STATED GOAL:
Lines holding the string "медицинской" are the ones to copy; find them all in the data.

AVAILABLE DATA:
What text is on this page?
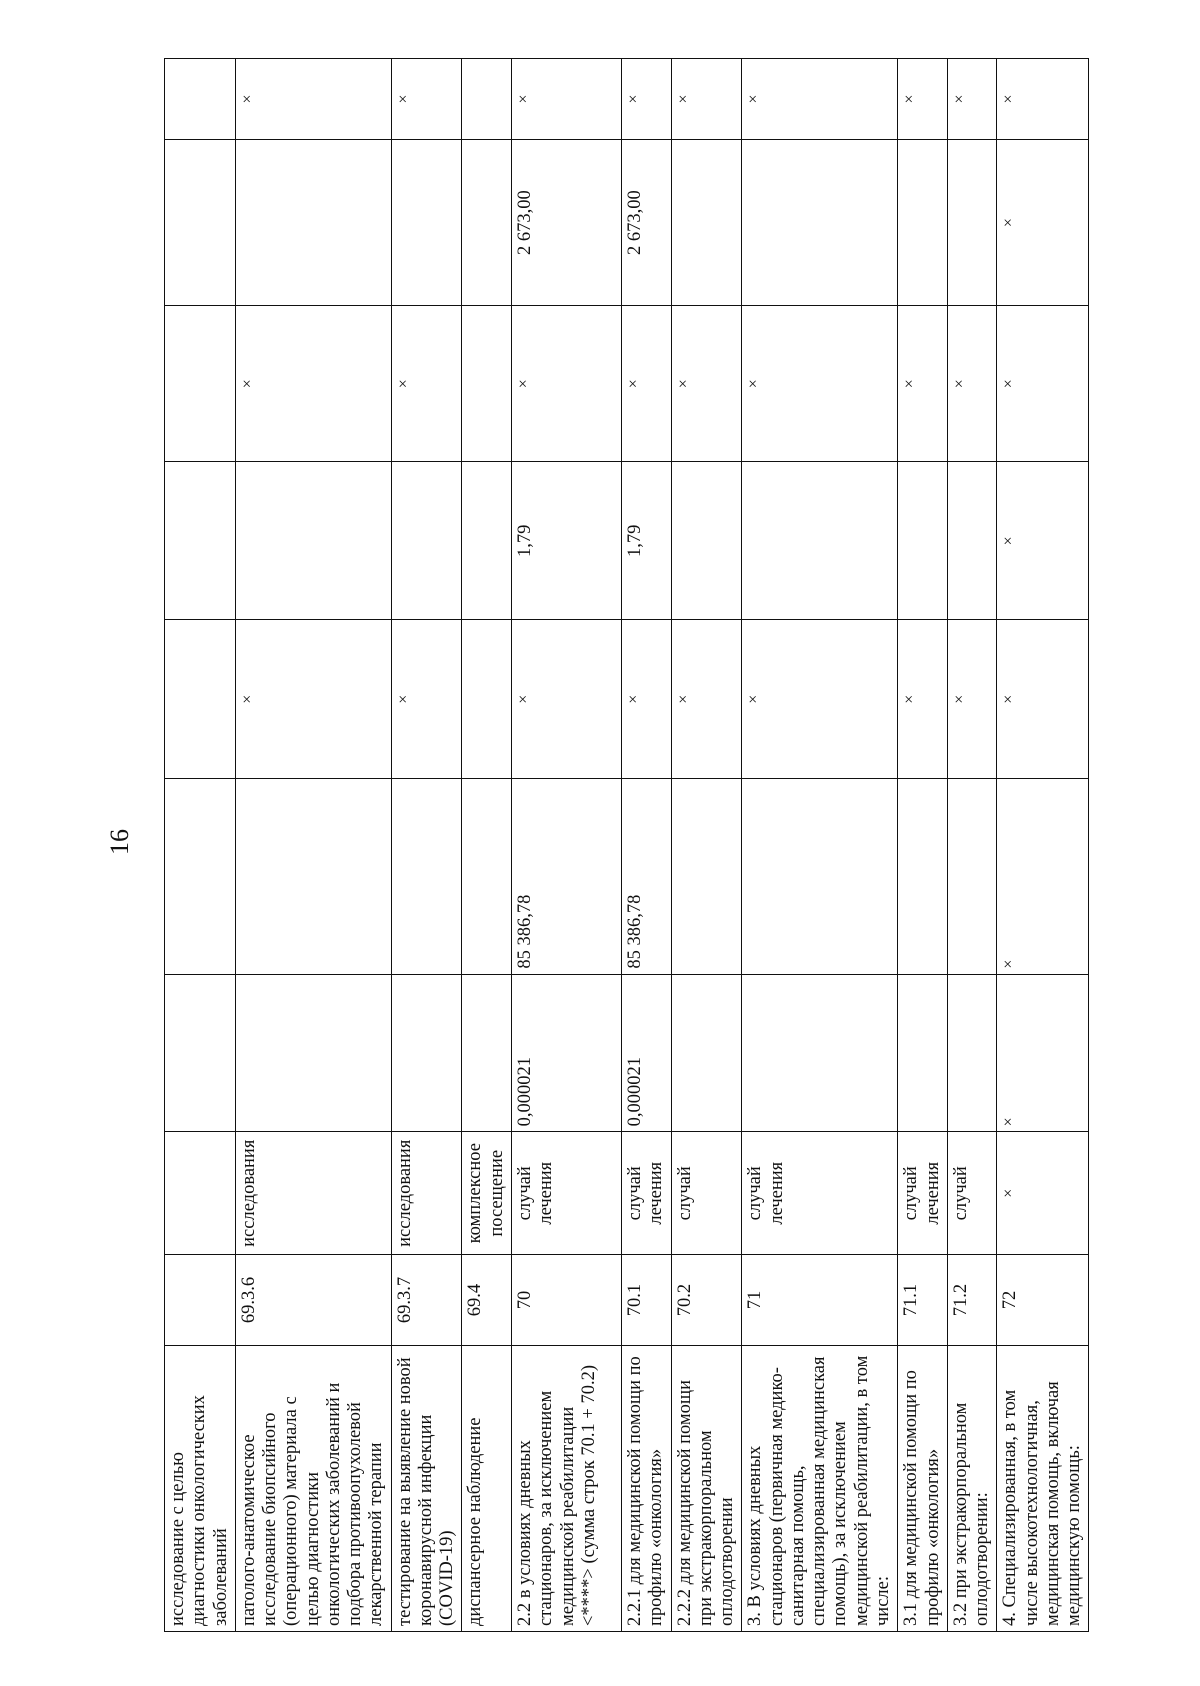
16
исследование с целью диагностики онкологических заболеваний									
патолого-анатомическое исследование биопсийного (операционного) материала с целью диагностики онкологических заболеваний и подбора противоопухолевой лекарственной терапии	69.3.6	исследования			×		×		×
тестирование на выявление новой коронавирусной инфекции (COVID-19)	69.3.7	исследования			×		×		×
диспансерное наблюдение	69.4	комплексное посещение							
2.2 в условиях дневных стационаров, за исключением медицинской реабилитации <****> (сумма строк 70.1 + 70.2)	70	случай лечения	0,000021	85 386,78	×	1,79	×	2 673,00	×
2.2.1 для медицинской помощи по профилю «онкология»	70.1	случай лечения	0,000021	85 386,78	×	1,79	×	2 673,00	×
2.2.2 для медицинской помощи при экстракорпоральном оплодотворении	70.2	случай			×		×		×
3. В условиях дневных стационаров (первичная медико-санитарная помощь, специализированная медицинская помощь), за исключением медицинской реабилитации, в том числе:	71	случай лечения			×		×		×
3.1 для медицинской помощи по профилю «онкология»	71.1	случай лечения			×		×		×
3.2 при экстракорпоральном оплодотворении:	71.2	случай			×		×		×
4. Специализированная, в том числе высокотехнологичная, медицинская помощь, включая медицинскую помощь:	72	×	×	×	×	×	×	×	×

SOLUTION FOR THIS PROBLEM:
2.2 в условиях дневных стационаров, за исключением медицинской реабилитации <****> (сумма строк 70.1 + 70.2)	70	случай лечения	0,000021	85 386,78	×	1,79	×	2 673,00	×
2.2.1 для медицинской помощи по профилю «онкология»	70.1	случай лечения	0,000021	85 386,78	×	1,79	×	2 673,00	×
2.2.2 для медицинской помощи при экстракорпоральном оплодотворении	70.2	случай			×		×		×
3. В условиях дневных стационаров (первичная медико-санитарная помощь, специализированная медицинская помощь), за исключением медицинской реабилитации, в том числе:	71	случай лечения			×		×		×
3.1 для медицинской помощи по профилю «онкология»	71.1	случай лечения			×		×		×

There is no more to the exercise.